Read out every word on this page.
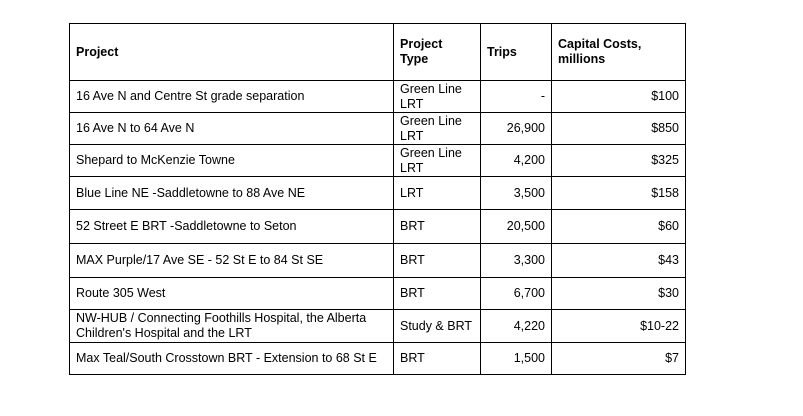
Project	Project Type	Trips	Capital Costs, millions
16 Ave N and Centre St grade separation	Green Line LRT	-	$100
16 Ave N to 64 Ave N	Green Line LRT	26,900	$850
Shepard to McKenzie Towne	Green Line LRT	4,200	$325
Blue Line NE -Saddletowne to 88 Ave NE	LRT	3,500	$158
52 Street E BRT -Saddletowne to Seton	BRT	20,500	$60
MAX Purple/17 Ave SE - 52 St E to 84 St SE	BRT	3,300	$43
Route 305 West	BRT	6,700	$30
NW-HUB / Connecting Foothills Hospital, the Alberta Children's Hospital and the LRT	Study & BRT	4,220	$10-22
Max Teal/South Crosstown BRT - Extension to 68 St E	BRT	1,500	$7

### What to work on
Pick out every line with the string "Saddletowne" and copy it.

### Result of the task
Blue Line NE -Saddletowne to 88 Ave NE	LRT	3,500	$158
52 Street E BRT -Saddletowne to Seton	BRT	20,500	$60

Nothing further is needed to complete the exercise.